*Problem*.
Search the data for the word "Decline" and copy every line that contains it.

☆ ☆ ☆ ☆

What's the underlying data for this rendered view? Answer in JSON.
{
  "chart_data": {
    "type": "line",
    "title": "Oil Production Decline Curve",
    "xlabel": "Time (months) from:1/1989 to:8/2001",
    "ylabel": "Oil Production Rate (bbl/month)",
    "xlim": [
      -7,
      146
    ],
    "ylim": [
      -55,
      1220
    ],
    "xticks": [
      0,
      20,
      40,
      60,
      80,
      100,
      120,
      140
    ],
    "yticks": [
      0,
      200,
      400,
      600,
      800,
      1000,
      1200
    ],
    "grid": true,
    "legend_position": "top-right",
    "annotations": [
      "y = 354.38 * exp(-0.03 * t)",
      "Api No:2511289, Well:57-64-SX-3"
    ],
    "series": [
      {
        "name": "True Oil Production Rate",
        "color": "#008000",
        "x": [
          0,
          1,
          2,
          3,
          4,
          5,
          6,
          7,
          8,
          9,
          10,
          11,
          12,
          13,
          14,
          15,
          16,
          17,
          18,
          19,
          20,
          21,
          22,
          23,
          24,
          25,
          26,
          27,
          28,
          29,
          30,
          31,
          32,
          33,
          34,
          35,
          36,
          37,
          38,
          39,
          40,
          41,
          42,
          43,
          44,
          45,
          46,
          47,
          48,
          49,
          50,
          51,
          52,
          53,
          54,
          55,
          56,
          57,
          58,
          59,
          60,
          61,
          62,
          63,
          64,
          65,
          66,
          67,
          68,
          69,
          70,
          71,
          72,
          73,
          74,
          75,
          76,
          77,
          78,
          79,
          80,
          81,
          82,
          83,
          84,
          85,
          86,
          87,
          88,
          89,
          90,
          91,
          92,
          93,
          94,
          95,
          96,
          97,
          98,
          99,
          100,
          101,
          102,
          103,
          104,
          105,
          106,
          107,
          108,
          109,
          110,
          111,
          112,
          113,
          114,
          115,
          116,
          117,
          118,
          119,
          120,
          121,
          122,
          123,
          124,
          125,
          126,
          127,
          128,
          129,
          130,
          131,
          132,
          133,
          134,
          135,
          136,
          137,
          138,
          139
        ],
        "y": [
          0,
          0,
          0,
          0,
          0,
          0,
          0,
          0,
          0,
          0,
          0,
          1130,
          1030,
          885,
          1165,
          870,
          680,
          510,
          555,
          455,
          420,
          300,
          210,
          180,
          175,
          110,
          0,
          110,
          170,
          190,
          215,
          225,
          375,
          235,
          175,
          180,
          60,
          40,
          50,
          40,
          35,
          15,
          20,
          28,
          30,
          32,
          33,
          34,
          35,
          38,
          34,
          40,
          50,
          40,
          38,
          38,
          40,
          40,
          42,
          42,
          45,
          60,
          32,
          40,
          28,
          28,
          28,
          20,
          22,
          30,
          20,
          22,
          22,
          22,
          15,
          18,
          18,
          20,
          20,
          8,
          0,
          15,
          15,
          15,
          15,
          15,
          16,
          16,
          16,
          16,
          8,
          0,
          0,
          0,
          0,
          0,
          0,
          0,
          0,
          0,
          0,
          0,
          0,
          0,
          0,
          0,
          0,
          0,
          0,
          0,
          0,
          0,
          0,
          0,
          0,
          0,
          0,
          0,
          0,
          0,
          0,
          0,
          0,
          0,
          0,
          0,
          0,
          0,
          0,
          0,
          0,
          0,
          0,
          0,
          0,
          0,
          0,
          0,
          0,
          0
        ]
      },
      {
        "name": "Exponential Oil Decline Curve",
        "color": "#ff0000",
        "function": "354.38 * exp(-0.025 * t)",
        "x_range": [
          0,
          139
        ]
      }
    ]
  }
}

☆ ☆ ☆ ☆

*The solution*.
    "title": "Oil Production Decline Curve",
        "name": "Exponential Oil Decline Curve",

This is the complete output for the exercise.